Exercise instructions:
Write out the listing below again, precisely as it is given.

Record excerpts:
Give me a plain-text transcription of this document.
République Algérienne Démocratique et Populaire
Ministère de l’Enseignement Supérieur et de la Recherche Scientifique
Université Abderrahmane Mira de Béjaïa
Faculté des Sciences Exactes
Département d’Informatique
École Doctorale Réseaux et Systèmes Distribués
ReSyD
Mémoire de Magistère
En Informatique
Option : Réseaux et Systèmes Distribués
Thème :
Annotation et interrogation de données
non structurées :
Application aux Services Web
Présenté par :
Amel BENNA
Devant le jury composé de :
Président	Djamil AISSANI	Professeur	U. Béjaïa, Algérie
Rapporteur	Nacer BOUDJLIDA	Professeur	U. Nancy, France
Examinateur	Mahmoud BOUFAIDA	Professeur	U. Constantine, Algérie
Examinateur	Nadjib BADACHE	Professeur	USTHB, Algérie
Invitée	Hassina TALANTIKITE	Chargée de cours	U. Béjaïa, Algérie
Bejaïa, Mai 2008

The solution:
Give me a plain-text transcription of this document.
République Algérienne Démocratique et Populaire
Ministère de l’Enseignement Supérieur et de la Recherche Scientifique
Université Abderrahmane Mira de Béjaïa
Faculté des Sciences Exactes
Département d’Informatique
École Doctorale Réseaux et Systèmes Distribués
ReSyD
Mémoire de Magistère
En Informatique
Option : Réseaux et Systèmes Distribués
Thème :
Annotation et interrogation de données
non structurées :
Application aux Services Web
Présenté par :
Amel BENNA
Devant le jury composé de :
Président	Djamil AISSANI	Professeur	U. Béjaïa, Algérie
Rapporteur	Nacer BOUDJLIDA	Professeur	U. Nancy, France
Examinateur	Mahmoud BOUFAIDA	Professeur	U. Constantine, Algérie
Examinateur	Nadjib BADACHE	Professeur	USTHB, Algérie
Invitée	Hassina TALANTIKITE	Chargée de cours	U. Béjaïa, Algérie
Bejaïa, Mai 2008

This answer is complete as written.